— Begin MATERIALS PROVIDED —
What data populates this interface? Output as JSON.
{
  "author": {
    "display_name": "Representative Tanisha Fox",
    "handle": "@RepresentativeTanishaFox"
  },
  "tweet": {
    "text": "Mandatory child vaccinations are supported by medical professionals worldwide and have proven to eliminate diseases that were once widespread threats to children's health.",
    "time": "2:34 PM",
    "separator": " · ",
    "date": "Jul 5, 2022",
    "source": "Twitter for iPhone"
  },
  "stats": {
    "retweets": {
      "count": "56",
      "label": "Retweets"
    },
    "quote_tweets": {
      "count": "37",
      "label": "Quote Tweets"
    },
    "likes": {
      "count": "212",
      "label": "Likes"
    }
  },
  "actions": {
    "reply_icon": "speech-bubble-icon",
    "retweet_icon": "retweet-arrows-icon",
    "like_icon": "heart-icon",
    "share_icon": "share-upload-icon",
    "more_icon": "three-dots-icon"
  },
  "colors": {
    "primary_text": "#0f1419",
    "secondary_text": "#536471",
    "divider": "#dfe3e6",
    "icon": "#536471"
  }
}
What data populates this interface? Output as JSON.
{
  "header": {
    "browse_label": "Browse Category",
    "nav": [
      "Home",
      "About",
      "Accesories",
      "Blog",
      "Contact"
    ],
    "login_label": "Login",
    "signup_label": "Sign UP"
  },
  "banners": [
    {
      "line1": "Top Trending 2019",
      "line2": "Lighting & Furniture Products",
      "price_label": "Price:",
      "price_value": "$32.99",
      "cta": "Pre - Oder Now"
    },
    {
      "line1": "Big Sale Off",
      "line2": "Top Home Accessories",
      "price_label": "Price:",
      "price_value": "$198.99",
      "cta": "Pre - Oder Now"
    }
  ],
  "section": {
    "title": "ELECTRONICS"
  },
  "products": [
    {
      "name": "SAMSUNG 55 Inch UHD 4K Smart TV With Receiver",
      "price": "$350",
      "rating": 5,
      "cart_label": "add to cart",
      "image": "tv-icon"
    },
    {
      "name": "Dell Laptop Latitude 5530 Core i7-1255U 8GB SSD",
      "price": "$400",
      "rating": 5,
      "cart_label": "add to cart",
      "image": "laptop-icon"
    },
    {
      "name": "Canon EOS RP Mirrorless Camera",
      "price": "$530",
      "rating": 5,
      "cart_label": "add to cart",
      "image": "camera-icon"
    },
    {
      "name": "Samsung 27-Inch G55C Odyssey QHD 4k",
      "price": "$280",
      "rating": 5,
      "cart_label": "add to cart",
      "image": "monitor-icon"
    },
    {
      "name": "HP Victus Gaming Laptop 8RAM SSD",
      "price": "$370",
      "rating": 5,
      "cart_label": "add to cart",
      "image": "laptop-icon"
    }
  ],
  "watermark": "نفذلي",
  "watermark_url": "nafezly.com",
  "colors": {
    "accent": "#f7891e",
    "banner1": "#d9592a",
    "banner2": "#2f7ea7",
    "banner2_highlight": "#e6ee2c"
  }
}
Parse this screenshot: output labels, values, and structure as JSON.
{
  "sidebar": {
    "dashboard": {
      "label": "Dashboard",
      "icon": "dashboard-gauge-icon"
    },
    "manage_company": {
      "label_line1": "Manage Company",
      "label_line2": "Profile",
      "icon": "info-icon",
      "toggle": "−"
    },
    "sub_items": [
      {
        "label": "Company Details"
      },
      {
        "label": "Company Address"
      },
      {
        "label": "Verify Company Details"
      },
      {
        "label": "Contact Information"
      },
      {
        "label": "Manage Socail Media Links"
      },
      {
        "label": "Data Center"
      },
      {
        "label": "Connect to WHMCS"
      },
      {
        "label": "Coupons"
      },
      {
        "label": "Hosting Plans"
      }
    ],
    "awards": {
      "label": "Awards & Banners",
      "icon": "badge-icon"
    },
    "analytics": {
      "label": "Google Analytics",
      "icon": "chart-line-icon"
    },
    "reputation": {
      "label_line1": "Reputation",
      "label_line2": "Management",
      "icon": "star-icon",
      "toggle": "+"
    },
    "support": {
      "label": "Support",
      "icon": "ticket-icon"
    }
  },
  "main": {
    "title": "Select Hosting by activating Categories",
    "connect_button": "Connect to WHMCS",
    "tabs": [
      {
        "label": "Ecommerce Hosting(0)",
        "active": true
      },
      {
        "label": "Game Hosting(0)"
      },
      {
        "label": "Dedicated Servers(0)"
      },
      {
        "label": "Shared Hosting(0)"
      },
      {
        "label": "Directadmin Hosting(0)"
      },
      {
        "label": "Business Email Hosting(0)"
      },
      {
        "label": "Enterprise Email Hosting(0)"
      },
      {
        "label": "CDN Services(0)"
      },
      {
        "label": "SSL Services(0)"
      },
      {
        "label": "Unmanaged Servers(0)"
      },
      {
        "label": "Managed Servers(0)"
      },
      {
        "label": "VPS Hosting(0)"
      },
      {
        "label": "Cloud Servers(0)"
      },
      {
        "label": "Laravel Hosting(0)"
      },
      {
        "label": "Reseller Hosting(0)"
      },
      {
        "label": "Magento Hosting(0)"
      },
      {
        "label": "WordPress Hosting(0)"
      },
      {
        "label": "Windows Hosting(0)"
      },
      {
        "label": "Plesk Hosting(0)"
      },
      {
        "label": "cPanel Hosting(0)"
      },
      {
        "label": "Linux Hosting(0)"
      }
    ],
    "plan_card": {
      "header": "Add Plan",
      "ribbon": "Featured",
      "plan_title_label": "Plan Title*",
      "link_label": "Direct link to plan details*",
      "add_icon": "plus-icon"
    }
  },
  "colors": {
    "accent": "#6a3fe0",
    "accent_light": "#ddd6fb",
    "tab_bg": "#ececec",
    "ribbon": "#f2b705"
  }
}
— End MATERIALS PROVIDED —
• TASK DESCRIPTION
Return each entry from the material above exactly as it appears.

• ANSWER TO THE EXERCISE
What data populates this interface? Output as JSON.
{
  "author": {
    "display_name": "Representative Tanisha Fox",
    "handle": "@RepresentativeTanishaFox"
  },
  "tweet": {
    "text": "Mandatory child vaccinations are supported by medical professionals worldwide and have proven to eliminate diseases that were once widespread threats to children's health.",
    "time": "2:34 PM",
    "separator": " · ",
    "date": "Jul 5, 2022",
    "source": "Twitter for iPhone"
  },
  "stats": {
    "retweets": {
      "count": "56",
      "label": "Retweets"
    },
    "quote_tweets": {
      "count": "37",
      "label": "Quote Tweets"
    },
    "likes": {
      "count": "212",
      "label": "Likes"
    }
  },
  "actions": {
    "reply_icon": "speech-bubble-icon",
    "retweet_icon": "retweet-arrows-icon",
    "like_icon": "heart-icon",
    "share_icon": "share-upload-icon",
    "more_icon": "three-dots-icon"
  },
  "colors": {
    "primary_text": "#0f1419",
    "secondary_text": "#536471",
    "divider": "#dfe3e6",
    "icon": "#536471"
  }
}
What data populates this interface? Output as JSON.
{
  "header": {
    "browse_label": "Browse Category",
    "nav": [
      "Home",
      "About",
      "Accesories",
      "Blog",
      "Contact"
    ],
    "login_label": "Login",
    "signup_label": "Sign UP"
  },
  "banners": [
    {
      "line1": "Top Trending 2019",
      "line2": "Lighting & Furniture Products",
      "price_label": "Price:",
      "price_value": "$32.99",
      "cta": "Pre - Oder Now"
    },
    {
      "line1": "Big Sale Off",
      "line2": "Top Home Accessories",
      "price_label": "Price:",
      "price_value": "$198.99",
      "cta": "Pre - Oder Now"
    }
  ],
  "section": {
    "title": "ELECTRONICS"
  },
  "products": [
    {
      "name": "SAMSUNG 55 Inch UHD 4K Smart TV With Receiver",
      "price": "$350",
      "rating": 5,
      "cart_label": "add to cart",
      "image": "tv-icon"
    },
    {
      "name": "Dell Laptop Latitude 5530 Core i7-1255U 8GB SSD",
      "price": "$400",
      "rating": 5,
      "cart_label": "add to cart",
      "image": "laptop-icon"
    },
    {
      "name": "Canon EOS RP Mirrorless Camera",
      "price": "$530",
      "rating": 5,
      "cart_label": "add to cart",
      "image": "camera-icon"
    },
    {
      "name": "Samsung 27-Inch G55C Odyssey QHD 4k",
      "price": "$280",
      "rating": 5,
      "cart_label": "add to cart",
      "image": "monitor-icon"
    },
    {
      "name": "HP Victus Gaming Laptop 8RAM SSD",
      "price": "$370",
      "rating": 5,
      "cart_label": "add to cart",
      "image": "laptop-icon"
    }
  ],
  "watermark": "نفذلي",
  "watermark_url": "nafezly.com",
  "colors": {
    "accent": "#f7891e",
    "banner1": "#d9592a",
    "banner2": "#2f7ea7",
    "banner2_highlight": "#e6ee2c"
  }
}
Parse this screenshot: output labels, values, and structure as JSON.
{
  "sidebar": {
    "dashboard": {
      "label": "Dashboard",
      "icon": "dashboard-gauge-icon"
    },
    "manage_company": {
      "label_line1": "Manage Company",
      "label_line2": "Profile",
      "icon": "info-icon",
      "toggle": "−"
    },
    "sub_items": [
      {
        "label": "Company Details"
      },
      {
        "label": "Company Address"
      },
      {
        "label": "Verify Company Details"
      },
      {
        "label": "Contact Information"
      },
      {
        "label": "Manage Socail Media Links"
      },
      {
        "label": "Data Center"
      },
      {
        "label": "Connect to WHMCS"
      },
      {
        "label": "Coupons"
      },
      {
        "label": "Hosting Plans"
      }
    ],
    "awards": {
      "label": "Awards & Banners",
      "icon": "badge-icon"
    },
    "analytics": {
      "label": "Google Analytics",
      "icon": "chart-line-icon"
    },
    "reputation": {
      "label_line1": "Reputation",
      "label_line2": "Management",
      "icon": "star-icon",
      "toggle": "+"
    },
    "support": {
      "label": "Support",
      "icon": "ticket-icon"
    }
  },
  "main": {
    "title": "Select Hosting by activating Categories",
    "connect_button": "Connect to WHMCS",
    "tabs": [
      {
        "label": "Ecommerce Hosting(0)",
        "active": true
      },
      {
        "label": "Game Hosting(0)"
      },
      {
        "label": "Dedicated Servers(0)"
      },
      {
        "label": "Shared Hosting(0)"
      },
      {
        "label": "Directadmin Hosting(0)"
      },
      {
        "label": "Business Email Hosting(0)"
      },
      {
        "label": "Enterprise Email Hosting(0)"
      },
      {
        "label": "CDN Services(0)"
      },
      {
        "label": "SSL Services(0)"
      },
      {
        "label": "Unmanaged Servers(0)"
      },
      {
        "label": "Managed Servers(0)"
      },
      {
        "label": "VPS Hosting(0)"
      },
      {
        "label": "Cloud Servers(0)"
      },
      {
        "label": "Laravel Hosting(0)"
      },
      {
        "label": "Reseller Hosting(0)"
      },
      {
        "label": "Magento Hosting(0)"
      },
      {
        "label": "WordPress Hosting(0)"
      },
      {
        "label": "Windows Hosting(0)"
      },
      {
        "label": "Plesk Hosting(0)"
      },
      {
        "label": "cPanel Hosting(0)"
      },
      {
        "label": "Linux Hosting(0)"
      }
    ],
    "plan_card": {
      "header": "Add Plan",
      "ribbon": "Featured",
      "plan_title_label": "Plan Title*",
      "link_label": "Direct link to plan details*",
      "add_icon": "plus-icon"
    }
  },
  "colors": {
    "accent": "#6a3fe0",
    "accent_light": "#ddd6fb",
    "tab_bg": "#ececec",
    "ribbon": "#f2b705"
  }
}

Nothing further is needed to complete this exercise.